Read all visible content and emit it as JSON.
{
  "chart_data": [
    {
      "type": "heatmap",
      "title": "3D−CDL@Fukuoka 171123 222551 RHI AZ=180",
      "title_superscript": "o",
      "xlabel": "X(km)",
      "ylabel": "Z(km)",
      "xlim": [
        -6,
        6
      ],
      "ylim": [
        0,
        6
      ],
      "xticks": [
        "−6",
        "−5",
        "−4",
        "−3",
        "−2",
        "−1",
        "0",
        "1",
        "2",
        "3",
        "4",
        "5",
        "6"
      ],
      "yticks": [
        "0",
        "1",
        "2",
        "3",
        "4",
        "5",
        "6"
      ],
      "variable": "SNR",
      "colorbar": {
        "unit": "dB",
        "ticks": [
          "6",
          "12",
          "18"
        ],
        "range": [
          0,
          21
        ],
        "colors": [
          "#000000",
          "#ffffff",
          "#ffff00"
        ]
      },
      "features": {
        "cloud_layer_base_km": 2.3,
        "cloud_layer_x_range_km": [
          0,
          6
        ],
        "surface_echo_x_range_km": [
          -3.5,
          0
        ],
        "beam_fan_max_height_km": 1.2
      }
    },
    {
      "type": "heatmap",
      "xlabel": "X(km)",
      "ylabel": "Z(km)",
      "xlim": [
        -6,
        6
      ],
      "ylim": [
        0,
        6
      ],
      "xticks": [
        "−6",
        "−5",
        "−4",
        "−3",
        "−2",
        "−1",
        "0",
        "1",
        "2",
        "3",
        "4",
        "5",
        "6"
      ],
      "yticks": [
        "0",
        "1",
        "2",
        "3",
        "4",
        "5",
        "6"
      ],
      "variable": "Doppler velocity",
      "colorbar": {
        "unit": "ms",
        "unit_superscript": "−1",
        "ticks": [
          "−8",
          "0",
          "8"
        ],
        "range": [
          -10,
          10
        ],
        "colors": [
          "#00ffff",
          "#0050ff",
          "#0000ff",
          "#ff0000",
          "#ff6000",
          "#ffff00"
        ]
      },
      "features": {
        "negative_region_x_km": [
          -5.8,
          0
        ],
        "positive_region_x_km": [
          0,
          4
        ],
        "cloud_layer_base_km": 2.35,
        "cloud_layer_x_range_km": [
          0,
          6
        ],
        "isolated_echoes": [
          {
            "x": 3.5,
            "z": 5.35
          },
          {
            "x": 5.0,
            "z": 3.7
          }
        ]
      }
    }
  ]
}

::::::::

■ **TASK REQUIREMENTS**
From the listing above, reproduce all the lines exactly.

■ **ANSWER TO THIS PROBLEM**
Read all visible content and emit it as JSON.
{
  "chart_data": [
    {
      "type": "heatmap",
      "title": "3D−CDL@Fukuoka 171123 222551 RHI AZ=180",
      "title_superscript": "o",
      "xlabel": "X(km)",
      "ylabel": "Z(km)",
      "xlim": [
        -6,
        6
      ],
      "ylim": [
        0,
        6
      ],
      "xticks": [
        "−6",
        "−5",
        "−4",
        "−3",
        "−2",
        "−1",
        "0",
        "1",
        "2",
        "3",
        "4",
        "5",
        "6"
      ],
      "yticks": [
        "0",
        "1",
        "2",
        "3",
        "4",
        "5",
        "6"
      ],
      "variable": "SNR",
      "colorbar": {
        "unit": "dB",
        "ticks": [
          "6",
          "12",
          "18"
        ],
        "range": [
          0,
          21
        ],
        "colors": [
          "#000000",
          "#ffffff",
          "#ffff00"
        ]
      },
      "features": {
        "cloud_layer_base_km": 2.3,
        "cloud_layer_x_range_km": [
          0,
          6
        ],
        "surface_echo_x_range_km": [
          -3.5,
          0
        ],
        "beam_fan_max_height_km": 1.2
      }
    },
    {
      "type": "heatmap",
      "xlabel": "X(km)",
      "ylabel": "Z(km)",
      "xlim": [
        -6,
        6
      ],
      "ylim": [
        0,
        6
      ],
      "xticks": [
        "−6",
        "−5",
        "−4",
        "−3",
        "−2",
        "−1",
        "0",
        "1",
        "2",
        "3",
        "4",
        "5",
        "6"
      ],
      "yticks": [
        "0",
        "1",
        "2",
        "3",
        "4",
        "5",
        "6"
      ],
      "variable": "Doppler velocity",
      "colorbar": {
        "unit": "ms",
        "unit_superscript": "−1",
        "ticks": [
          "−8",
          "0",
          "8"
        ],
        "range": [
          -10,
          10
        ],
        "colors": [
          "#00ffff",
          "#0050ff",
          "#0000ff",
          "#ff0000",
          "#ff6000",
          "#ffff00"
        ]
      },
      "features": {
        "negative_region_x_km": [
          -5.8,
          0
        ],
        "positive_region_x_km": [
          0,
          4
        ],
        "cloud_layer_base_km": 2.35,
        "cloud_layer_x_range_km": [
          0,
          6
        ],
        "isolated_echoes": [
          {
            "x": 3.5,
            "z": 5.35
          },
          {
            "x": 5.0,
            "z": 3.7
          }
        ]
      }
    }
  ]
}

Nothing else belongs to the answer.